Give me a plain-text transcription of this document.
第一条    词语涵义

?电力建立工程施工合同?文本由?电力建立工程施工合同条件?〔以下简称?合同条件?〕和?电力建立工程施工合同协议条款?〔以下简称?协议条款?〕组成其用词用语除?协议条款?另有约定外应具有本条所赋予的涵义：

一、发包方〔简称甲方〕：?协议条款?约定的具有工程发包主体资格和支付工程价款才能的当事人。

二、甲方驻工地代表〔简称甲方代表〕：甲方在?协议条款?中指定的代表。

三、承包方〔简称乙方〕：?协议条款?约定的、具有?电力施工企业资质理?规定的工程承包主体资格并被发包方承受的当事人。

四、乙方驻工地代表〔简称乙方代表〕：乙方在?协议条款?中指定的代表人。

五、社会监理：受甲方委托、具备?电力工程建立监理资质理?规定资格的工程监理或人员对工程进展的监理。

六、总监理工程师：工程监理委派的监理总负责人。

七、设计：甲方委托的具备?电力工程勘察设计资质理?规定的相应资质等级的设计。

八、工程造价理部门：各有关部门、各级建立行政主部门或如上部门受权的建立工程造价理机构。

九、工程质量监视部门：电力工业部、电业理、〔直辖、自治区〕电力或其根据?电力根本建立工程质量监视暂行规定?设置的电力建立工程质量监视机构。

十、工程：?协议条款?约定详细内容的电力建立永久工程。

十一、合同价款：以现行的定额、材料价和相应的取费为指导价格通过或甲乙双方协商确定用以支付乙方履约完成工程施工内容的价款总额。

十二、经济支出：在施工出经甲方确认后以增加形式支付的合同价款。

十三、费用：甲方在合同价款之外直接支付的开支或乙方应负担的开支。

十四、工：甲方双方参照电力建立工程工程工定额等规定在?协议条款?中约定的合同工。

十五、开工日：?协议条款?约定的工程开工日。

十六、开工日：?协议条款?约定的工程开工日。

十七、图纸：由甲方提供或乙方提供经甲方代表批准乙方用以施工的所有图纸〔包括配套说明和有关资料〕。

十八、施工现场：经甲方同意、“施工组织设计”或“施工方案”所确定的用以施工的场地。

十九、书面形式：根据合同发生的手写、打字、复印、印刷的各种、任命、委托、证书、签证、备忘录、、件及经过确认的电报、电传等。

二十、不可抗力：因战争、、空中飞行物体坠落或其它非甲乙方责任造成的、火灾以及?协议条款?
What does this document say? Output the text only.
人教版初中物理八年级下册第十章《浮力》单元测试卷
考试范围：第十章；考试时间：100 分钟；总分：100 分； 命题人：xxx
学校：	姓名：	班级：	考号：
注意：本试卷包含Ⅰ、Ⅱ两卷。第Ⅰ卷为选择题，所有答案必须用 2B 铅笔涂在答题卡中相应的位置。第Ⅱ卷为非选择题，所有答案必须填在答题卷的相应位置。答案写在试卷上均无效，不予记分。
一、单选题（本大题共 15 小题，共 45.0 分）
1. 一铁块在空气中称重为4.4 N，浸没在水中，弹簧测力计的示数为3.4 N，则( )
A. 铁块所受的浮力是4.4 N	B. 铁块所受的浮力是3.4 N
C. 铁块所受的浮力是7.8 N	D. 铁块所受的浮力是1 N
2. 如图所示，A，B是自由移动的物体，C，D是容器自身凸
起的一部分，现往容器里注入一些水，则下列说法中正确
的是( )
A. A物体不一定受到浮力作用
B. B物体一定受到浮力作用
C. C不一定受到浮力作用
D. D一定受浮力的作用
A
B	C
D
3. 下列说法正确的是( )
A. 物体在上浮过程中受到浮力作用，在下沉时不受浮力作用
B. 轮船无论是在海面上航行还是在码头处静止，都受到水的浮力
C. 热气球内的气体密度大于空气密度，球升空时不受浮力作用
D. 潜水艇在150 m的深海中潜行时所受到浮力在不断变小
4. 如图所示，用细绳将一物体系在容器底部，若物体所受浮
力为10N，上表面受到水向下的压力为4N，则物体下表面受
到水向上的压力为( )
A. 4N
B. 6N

(Exercise goal) Gather up the lines containing the word "协议条款" from these records and copy them.

(Full response)
?电力建立工程施工合同?文本由?电力建立工程施工合同条件?〔以下简称?合同条件?〕和?电力建立工程施工合同协议条款?〔以下简称?协议条款?〕组成其用词用语除?协议条款?另有约定外应具有本条所赋予的涵义：
一、发包方〔简称甲方〕：?协议条款?约定的具有工程发包主体资格和支付工程价款才能的当事人。
二、甲方驻工地代表〔简称甲方代表〕：甲方在?协议条款?中指定的代表。
三、承包方〔简称乙方〕：?协议条款?约定的、具有?电力施工企业资质理?规定的工程承包主体资格并被发包方承受的当事人。
四、乙方驻工地代表〔简称乙方代表〕：乙方在?协议条款?中指定的代表人。
十、工程：?协议条款?约定详细内容的电力建立永久工程。
十四、工：甲方双方参照电力建立工程工程工定额等规定在?协议条款?中约定的合同工。
十五、开工日：?协议条款?约定的工程开工日。
十六、开工日：?协议条款?约定的工程开工日。
二十、不可抗力：因战争、、空中飞行物体坠落或其它非甲乙方责任造成的、火灾以及?协议条款?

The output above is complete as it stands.